- **What you will do**:
• A. In the passage on wards and the Praetor, list every kind of person whom the Praetor must question about the ward's property before allowing land to be sold or encumbered.
• B. Answer these questions on the passage on wards and the Praetor, with each answer on its own line:
(i) What may a ward not reject without the authority of the Praetor?
(ii) To whom did the Senate leave the decision on selling a ward's property to pay debts?
(iii) When a ward owns a tract of less value or less use, which tract is it preferable for the Praetor to order sold?

- **Provided text**:
★ ★ ★ ★ ★ ★ ★

The same rule also applies where the ward, by hereditary right, succeeds
another who obligated himself.
(7) On the same
principle, if a father, or anyone else whom the ward succeeded, should
have agreed to sell a tract of land, it may be said that the ward
can conclude all the other terms of the sale without applying to the
Praetor.
(8) A ward cannot
reject the devise of a tract of land without the authority of the
Praetor; for no one doubts that this is a case of alienation, as the
property belongs to the ward.
(9) Guardians
should not be granted the right to sell property of the ward indiscriminately,
under the pretext of the payment of debts; for this method of disposing
of such property ought not to be allowed. Hence the Senate left the
determination of this matter to the Praetor, whose duty, in the first
place, was to examine it and ascertain whether money for the purpose
of discharging the debt could not be obtained elsewhere. Therefore,
he should inquire whether the ward has any resources, either in cash,
or in notes, upon which suit may be brought, or an interest in crops
which have been stored, or has the expectation of receiving any income
or other property. He must also ascertain whether there is anything
else except the land that can be sold, and from the proceeds of which
the claim may be satisfied. Then, if he should find that the debt
cannot be discharged except by the sale of the land, he must permit
this to be done; provided the creditor insists upon payment, or the
rate of interest under which the debt was contracted offers an inducement
for its settlement.
(10) The Praetor
should also decide whether it will be more advantageous for him to
allow the land to be sold, or to be encumbered. He must likewise exercise
great care to prevent a larger sum from being borrowed by the encumbrance
of the land than he may think necessary for the payment of the debt;
or if the land is sold, that a considerable portion of it is not disposed
of in order to discharge a moderate obligation. Where, however, the
ward is the owner of a tract of less value, or one which is less useful
to him, it is preferable for the Praetor to order this one to be sold,
rather than the larger and more useful one.
(11) In the first
place, then, whenever the Praetor is applied to by a party for permission
to dispose of land, he should be required to inform himself concerning
the estate of the ward, and not trust too much to the statements of
guardians or curators, who, sometimes, for the sake of their own advantage,
are accustomed to assure the Praetor that it is necessary to sell
or encumber the land of a ward. He must, therefore, make inquiry of
the near relatives of the ward or his parents, or of any of his faithful
freedmen, or of anyone else who is familiar with the property of the
ward, and where no one of this kind can be found, or where those who
have been found are liable to suspicion, he must order accounts to
be rendered, and also a memorandum of the property of the ward to
be filed, and appoint an advocate for the latter who can advise the
Praetor as to whether he should consent to the sale or encumbrance
of the property.

★ ★ ★ ★ ★ ★ ★

- **Data**:
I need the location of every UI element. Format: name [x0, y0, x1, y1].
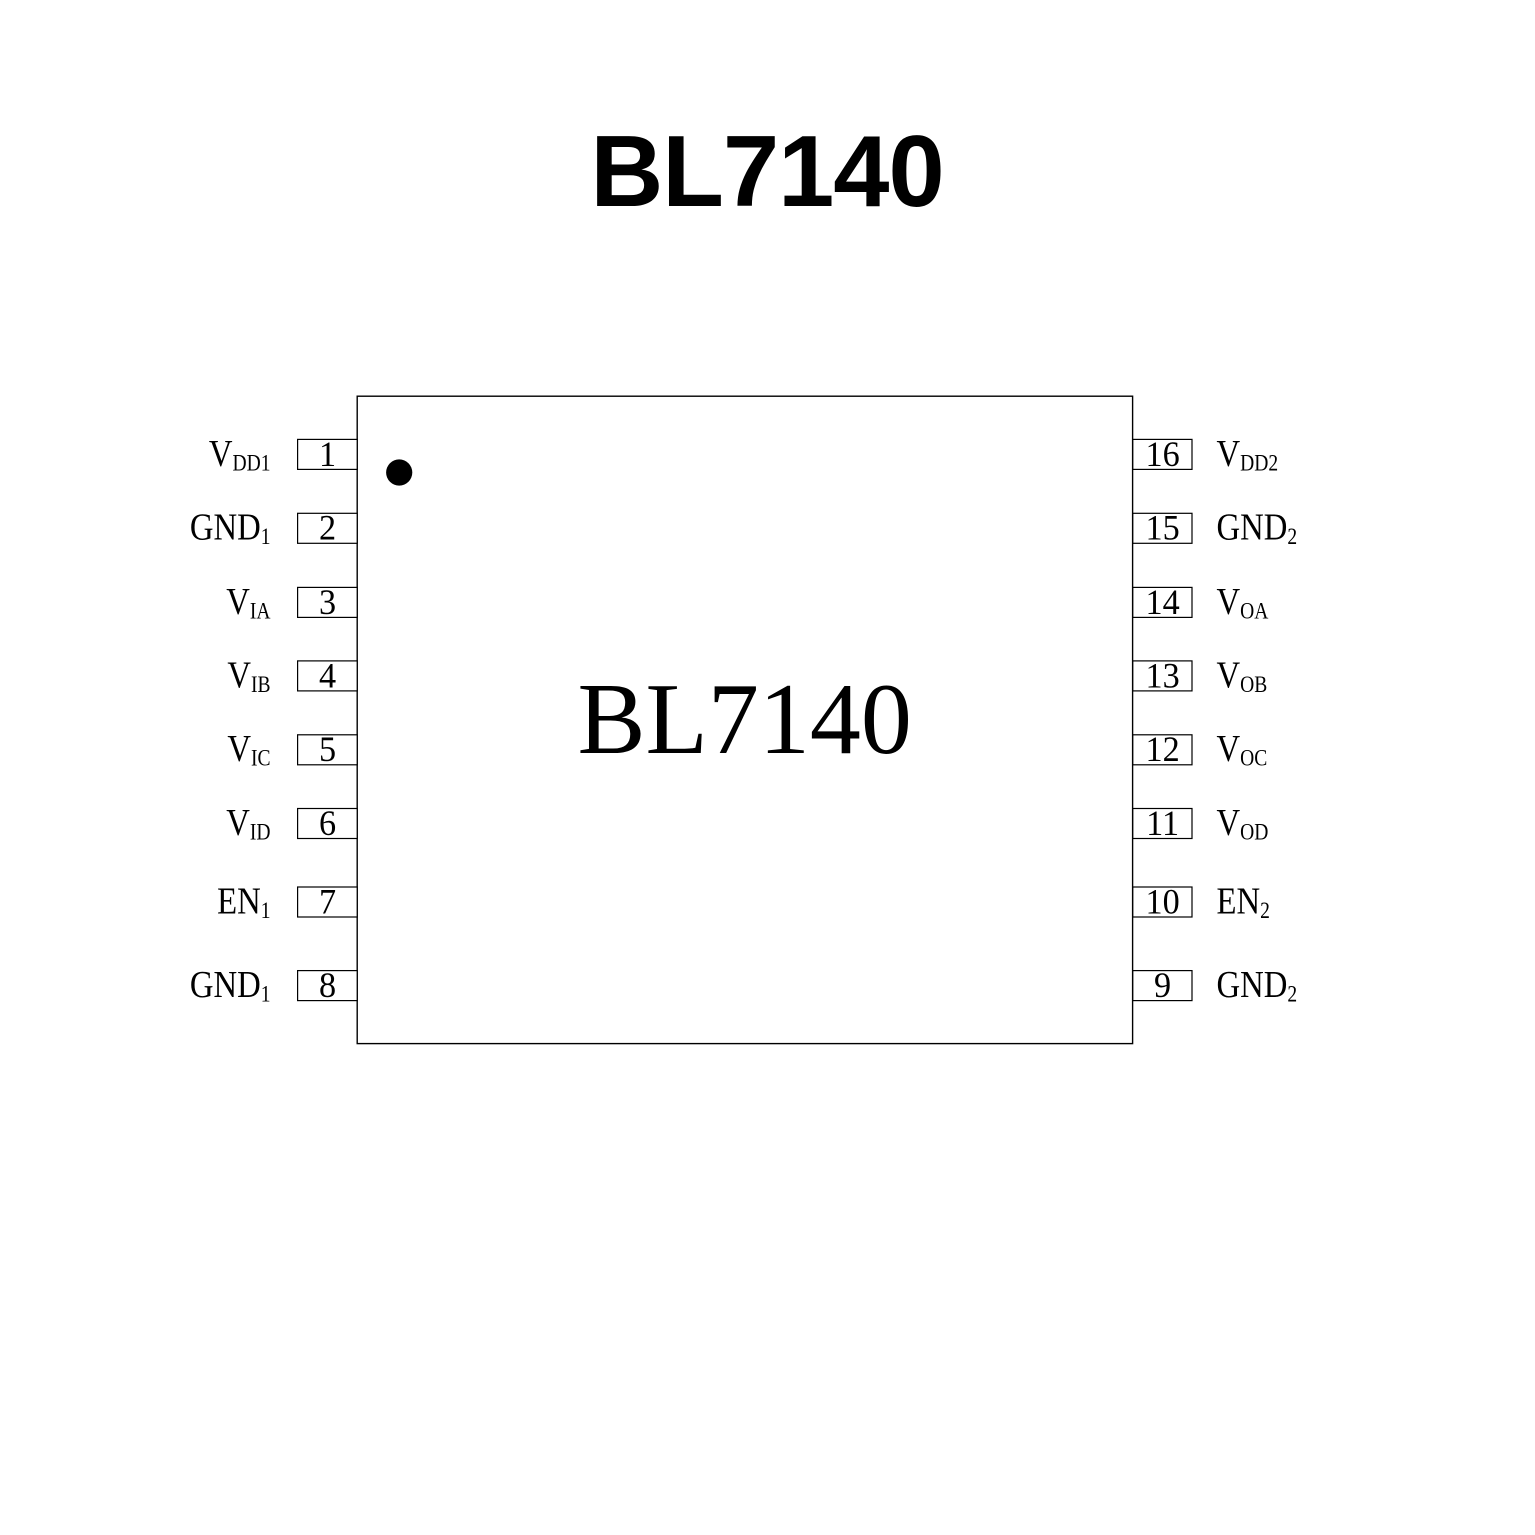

★ ★ ★ ★ ★ ★ ★

- **Completed exercise**:
• A.
- The near relatives of the ward
- His parents
- Any of his faithful freedmen
- Anyone else who is familiar with the property of the ward

• B.
(i) The devise of a tract of land
(ii) The Praetor
(iii) The tract of less value or less use, rather than the larger and more useful one